▶ **GIVEN REQUEST**
Copy each line below that includes "together".

━━━━━━

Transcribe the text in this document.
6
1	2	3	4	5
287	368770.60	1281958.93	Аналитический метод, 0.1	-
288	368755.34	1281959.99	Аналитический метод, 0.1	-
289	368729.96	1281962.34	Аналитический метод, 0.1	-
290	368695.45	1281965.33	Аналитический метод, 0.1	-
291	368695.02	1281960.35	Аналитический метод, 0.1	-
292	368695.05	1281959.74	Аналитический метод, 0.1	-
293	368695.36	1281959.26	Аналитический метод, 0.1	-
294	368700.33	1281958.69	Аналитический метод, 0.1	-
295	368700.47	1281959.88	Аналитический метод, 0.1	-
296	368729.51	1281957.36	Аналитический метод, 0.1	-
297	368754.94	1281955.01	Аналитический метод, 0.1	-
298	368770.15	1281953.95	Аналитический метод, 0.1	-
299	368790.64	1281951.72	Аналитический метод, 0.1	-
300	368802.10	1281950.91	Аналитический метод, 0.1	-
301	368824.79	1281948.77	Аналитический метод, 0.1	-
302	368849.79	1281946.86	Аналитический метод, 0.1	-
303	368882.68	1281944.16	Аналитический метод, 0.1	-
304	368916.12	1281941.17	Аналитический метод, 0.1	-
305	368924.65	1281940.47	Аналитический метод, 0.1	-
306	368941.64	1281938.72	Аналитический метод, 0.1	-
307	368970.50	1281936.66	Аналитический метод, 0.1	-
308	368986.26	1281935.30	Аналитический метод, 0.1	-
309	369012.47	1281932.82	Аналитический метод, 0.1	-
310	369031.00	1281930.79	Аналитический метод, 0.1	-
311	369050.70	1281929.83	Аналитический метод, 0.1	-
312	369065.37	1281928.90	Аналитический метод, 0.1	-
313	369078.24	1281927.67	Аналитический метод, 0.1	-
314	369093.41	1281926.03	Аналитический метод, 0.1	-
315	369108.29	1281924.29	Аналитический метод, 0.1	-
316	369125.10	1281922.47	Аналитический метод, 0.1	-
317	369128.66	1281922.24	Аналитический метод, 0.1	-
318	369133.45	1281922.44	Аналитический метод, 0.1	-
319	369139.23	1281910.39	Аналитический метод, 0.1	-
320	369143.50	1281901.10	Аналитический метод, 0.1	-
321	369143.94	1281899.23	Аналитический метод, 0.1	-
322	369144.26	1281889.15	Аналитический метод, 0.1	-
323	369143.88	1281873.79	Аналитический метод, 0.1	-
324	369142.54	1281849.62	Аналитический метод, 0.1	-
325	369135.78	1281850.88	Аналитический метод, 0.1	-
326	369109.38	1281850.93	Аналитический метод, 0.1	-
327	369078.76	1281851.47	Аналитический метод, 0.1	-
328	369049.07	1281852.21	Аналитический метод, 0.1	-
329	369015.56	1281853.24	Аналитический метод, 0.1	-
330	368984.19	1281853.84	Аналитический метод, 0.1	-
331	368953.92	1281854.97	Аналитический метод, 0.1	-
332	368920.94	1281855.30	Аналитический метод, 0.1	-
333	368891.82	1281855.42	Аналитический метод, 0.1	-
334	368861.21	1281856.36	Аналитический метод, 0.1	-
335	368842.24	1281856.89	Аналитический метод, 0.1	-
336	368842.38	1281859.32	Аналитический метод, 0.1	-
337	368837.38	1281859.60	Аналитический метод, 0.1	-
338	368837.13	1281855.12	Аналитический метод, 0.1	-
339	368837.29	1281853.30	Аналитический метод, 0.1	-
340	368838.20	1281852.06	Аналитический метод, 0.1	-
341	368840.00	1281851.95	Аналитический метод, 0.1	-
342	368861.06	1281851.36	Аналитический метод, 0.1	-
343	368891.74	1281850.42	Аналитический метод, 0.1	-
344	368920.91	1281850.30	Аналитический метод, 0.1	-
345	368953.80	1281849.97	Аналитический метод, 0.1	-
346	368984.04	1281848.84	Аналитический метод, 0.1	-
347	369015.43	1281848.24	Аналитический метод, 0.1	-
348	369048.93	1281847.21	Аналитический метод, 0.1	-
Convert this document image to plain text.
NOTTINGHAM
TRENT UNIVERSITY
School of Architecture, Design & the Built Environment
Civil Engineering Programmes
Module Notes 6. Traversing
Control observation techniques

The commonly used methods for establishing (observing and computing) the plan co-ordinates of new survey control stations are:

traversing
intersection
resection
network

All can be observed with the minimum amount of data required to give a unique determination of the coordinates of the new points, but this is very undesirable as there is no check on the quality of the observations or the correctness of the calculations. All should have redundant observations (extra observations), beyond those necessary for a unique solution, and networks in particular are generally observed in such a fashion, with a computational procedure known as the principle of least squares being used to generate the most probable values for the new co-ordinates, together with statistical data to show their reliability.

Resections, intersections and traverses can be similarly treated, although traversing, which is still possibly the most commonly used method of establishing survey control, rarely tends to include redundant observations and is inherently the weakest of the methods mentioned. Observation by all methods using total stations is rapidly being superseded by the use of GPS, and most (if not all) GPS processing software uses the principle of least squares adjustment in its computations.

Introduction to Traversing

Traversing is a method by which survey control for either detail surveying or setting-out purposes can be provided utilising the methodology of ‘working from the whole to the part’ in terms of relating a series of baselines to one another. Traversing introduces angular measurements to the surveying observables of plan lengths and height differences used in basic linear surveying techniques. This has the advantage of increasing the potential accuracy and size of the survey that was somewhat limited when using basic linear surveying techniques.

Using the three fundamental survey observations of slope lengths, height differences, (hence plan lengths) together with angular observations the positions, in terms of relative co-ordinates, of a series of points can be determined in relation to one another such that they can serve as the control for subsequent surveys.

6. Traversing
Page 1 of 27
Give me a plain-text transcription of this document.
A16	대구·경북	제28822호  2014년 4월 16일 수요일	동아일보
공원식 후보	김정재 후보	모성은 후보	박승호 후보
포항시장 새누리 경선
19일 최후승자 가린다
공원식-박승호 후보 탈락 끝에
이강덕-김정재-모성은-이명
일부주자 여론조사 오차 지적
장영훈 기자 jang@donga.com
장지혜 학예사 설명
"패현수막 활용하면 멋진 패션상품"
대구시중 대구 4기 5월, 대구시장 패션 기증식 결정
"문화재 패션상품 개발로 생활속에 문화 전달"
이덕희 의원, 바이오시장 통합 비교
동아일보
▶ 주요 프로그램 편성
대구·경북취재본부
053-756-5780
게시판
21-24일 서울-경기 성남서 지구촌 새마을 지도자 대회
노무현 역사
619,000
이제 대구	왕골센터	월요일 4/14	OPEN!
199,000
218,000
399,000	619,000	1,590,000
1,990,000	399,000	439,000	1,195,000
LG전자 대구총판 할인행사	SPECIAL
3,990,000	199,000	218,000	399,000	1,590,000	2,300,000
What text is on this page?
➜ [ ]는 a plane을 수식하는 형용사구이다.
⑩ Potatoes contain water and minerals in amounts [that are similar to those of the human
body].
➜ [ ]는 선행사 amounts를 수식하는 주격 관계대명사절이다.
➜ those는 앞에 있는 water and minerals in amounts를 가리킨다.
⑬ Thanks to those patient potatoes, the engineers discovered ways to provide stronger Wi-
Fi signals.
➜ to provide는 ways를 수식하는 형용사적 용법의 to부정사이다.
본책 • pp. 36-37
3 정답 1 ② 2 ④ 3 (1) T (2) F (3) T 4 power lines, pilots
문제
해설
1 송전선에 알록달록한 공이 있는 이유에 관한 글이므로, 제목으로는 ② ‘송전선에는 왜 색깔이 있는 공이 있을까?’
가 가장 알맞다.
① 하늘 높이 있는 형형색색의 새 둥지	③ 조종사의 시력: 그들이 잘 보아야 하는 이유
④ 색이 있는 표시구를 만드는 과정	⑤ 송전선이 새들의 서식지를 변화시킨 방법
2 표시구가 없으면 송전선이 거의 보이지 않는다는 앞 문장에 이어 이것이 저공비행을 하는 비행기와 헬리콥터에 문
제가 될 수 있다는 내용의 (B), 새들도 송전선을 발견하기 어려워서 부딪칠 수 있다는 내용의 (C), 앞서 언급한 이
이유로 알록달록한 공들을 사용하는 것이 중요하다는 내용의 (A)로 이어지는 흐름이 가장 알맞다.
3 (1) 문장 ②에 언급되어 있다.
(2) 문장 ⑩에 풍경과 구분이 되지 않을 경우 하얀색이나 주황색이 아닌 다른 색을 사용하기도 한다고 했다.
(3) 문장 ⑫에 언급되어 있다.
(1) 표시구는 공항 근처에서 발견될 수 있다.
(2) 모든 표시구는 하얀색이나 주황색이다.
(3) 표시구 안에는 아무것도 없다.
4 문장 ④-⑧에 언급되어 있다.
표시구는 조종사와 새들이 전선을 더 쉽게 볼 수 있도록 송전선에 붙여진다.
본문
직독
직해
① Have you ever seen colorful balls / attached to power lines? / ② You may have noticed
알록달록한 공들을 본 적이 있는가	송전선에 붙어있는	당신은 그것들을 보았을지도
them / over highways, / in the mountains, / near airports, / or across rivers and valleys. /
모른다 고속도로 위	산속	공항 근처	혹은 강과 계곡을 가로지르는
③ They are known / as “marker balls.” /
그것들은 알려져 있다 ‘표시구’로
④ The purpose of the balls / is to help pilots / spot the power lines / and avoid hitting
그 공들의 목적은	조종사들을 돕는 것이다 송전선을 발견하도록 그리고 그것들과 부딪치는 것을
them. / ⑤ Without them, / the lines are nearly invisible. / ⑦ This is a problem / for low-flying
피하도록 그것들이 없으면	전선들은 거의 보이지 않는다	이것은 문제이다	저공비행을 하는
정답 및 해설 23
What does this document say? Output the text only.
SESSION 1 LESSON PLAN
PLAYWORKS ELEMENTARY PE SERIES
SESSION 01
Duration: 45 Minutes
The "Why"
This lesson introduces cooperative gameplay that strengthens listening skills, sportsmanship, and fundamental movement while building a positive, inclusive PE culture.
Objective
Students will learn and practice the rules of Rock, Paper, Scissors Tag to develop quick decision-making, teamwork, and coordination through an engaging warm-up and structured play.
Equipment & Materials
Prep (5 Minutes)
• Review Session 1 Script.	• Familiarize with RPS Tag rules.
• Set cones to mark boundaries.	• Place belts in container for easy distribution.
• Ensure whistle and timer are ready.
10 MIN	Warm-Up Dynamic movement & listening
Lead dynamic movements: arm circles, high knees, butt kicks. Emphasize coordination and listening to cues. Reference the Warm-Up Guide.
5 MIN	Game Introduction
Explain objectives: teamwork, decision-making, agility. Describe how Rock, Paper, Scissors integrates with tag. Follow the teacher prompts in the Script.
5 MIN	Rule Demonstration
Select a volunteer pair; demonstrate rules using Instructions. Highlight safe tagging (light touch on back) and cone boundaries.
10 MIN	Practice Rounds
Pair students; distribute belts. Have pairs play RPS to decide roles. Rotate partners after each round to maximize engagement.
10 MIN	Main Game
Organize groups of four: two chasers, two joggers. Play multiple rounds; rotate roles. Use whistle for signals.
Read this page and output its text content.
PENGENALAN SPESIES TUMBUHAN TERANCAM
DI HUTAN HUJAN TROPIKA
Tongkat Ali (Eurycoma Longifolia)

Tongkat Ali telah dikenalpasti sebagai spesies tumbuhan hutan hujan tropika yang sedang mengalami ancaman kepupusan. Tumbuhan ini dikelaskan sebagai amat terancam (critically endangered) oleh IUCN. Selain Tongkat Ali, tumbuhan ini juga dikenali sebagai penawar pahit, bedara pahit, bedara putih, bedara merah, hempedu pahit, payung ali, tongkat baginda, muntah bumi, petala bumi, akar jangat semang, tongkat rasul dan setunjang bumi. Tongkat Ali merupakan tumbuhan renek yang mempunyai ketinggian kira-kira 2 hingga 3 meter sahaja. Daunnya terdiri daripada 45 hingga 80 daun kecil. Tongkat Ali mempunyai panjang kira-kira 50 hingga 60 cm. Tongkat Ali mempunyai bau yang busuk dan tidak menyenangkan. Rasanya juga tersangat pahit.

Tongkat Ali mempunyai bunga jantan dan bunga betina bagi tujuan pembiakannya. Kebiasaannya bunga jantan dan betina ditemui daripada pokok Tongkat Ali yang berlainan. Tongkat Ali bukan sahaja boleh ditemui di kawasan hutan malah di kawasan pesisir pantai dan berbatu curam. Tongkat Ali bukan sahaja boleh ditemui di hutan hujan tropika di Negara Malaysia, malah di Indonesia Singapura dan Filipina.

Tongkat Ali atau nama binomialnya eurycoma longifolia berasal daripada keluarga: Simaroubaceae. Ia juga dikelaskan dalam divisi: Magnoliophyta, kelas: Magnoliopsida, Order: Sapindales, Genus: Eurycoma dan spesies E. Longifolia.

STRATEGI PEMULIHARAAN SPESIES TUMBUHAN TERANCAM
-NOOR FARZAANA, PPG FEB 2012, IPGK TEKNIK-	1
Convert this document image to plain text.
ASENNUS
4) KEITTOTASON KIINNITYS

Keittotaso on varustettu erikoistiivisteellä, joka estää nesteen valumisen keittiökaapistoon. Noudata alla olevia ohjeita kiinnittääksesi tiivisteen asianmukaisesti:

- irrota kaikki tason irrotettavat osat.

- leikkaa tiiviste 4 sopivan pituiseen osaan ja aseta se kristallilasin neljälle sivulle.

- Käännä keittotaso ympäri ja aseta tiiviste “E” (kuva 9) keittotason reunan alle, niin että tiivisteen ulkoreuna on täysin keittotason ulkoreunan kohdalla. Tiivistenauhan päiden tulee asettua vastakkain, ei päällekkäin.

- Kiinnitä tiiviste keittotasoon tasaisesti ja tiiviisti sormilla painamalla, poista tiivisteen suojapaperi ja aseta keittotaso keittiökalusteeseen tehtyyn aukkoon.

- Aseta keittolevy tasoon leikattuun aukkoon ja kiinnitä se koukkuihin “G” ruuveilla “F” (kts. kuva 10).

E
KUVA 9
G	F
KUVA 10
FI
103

━━━━━━

▶ **EXERCISE ANSWER**
All can be observed with the minimum amount of data required to give a unique determination of the coordinates of the new points, but this is very undesirable as there is no check on the quality of the observations or the correctness of the calculations. All should have redundant observations (extra observations), beyond those necessary for a unique solution, and networks in particular are generally observed in such a fashion, with a computational procedure known as the principle of least squares being used to generate the most probable values for the new co-ordinates, together with statistical data to show their reliability.
Using the three fundamental survey observations of slope lengths, height differences, (hence plan lengths) together with angular observations the positions, in terms of relative co-ordinates, of a series of points can be determined in relation to one another such that they can serve as the control for subsequent surveys.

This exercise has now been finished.